▶ **Rows**
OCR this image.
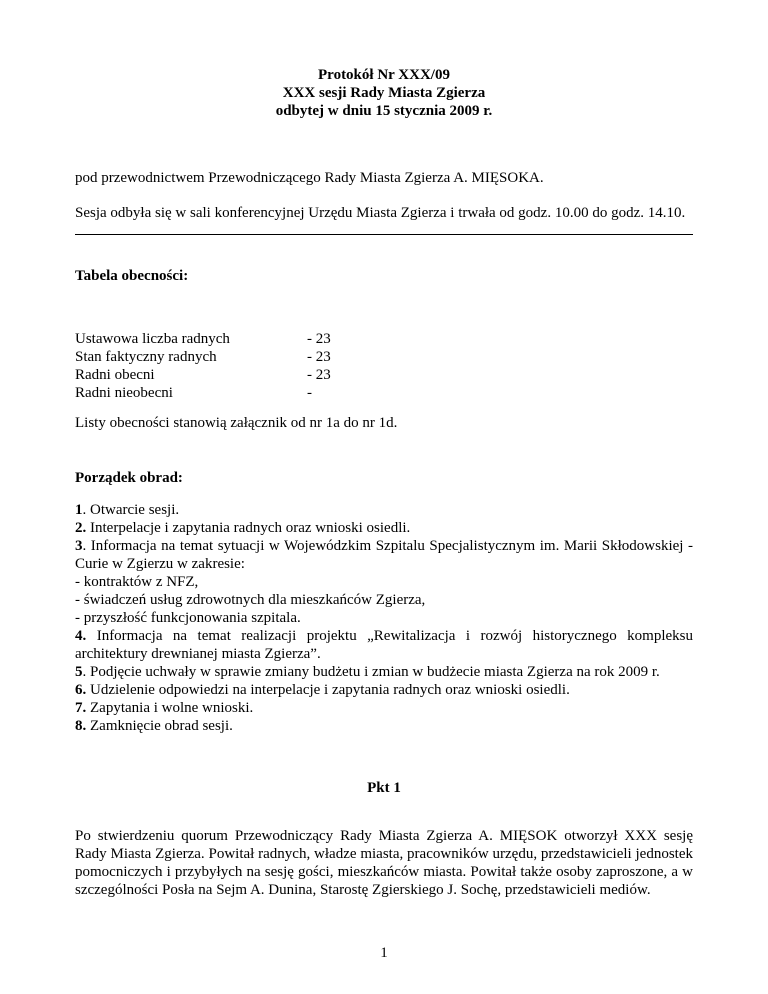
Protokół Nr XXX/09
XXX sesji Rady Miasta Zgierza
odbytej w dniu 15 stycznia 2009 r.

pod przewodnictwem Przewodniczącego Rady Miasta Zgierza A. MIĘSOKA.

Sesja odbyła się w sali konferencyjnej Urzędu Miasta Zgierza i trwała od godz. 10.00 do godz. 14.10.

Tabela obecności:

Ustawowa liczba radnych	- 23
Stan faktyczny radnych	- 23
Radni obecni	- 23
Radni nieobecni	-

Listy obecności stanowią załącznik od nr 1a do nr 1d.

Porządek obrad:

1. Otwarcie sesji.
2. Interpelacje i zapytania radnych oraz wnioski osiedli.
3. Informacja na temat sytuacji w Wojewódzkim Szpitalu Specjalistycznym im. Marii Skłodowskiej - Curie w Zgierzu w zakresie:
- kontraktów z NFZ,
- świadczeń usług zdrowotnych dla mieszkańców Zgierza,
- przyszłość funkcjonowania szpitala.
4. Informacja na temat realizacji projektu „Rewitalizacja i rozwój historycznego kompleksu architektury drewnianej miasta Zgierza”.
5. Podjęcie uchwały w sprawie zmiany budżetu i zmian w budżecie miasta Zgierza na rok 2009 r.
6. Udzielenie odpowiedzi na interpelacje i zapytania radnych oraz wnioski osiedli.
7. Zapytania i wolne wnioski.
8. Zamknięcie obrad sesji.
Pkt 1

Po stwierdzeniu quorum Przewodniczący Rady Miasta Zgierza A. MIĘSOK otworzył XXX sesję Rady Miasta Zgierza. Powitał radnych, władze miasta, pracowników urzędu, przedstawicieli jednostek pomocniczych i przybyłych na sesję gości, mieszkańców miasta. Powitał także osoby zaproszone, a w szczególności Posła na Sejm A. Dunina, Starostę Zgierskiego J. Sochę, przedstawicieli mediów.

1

---

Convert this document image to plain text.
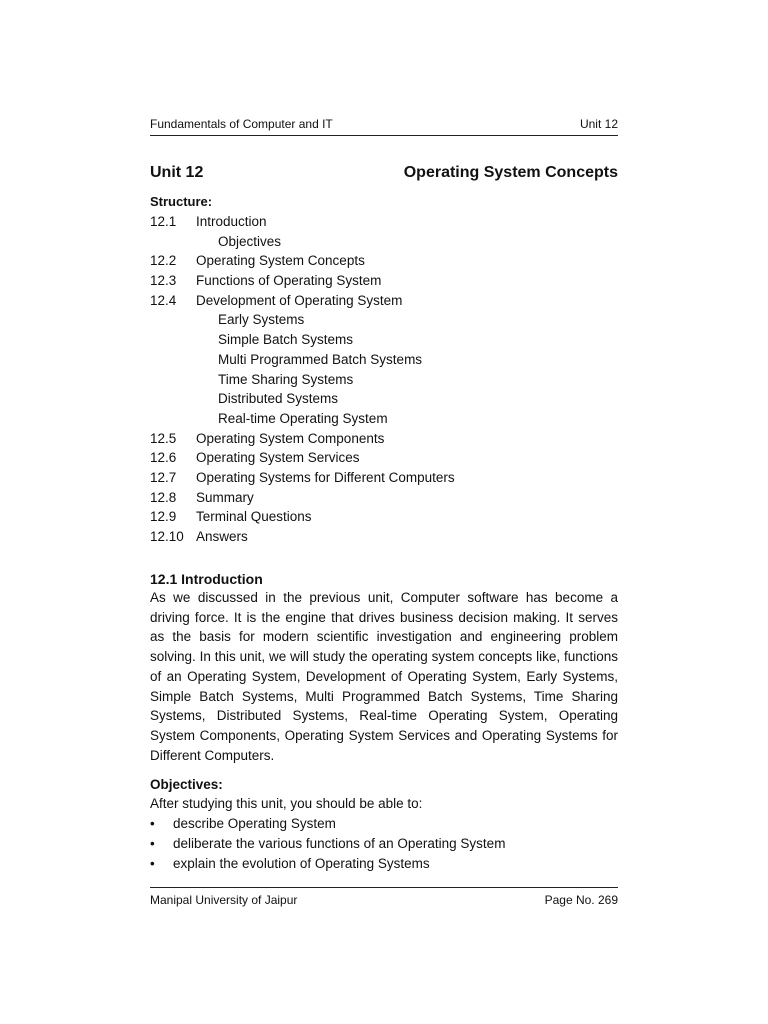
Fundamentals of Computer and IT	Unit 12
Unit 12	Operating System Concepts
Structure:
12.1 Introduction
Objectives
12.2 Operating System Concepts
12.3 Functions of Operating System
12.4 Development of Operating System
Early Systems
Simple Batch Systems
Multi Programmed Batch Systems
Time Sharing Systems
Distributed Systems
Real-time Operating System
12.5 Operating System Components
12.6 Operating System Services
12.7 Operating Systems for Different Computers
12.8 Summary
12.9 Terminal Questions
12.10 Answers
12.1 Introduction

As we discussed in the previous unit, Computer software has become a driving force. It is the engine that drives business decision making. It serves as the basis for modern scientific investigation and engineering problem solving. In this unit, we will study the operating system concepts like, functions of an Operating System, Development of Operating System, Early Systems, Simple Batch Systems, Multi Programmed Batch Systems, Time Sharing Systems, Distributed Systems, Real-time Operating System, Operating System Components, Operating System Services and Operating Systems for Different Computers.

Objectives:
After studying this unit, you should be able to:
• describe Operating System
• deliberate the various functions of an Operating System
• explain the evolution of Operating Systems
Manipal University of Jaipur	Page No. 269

▶ **Request**
Copy down every line of the entries containing the word "Informacja".

▶ **Written solution**
3. Informacja na temat sytuacji w Wojewódzkim Szpitalu Specjalistycznym im. Marii Skłodowskiej - Curie w Zgierzu w zakresie:
4. Informacja na temat realizacji projektu „Rewitalizacja i rozwój historycznego kompleksu architektury drewnianej miasta Zgierza”.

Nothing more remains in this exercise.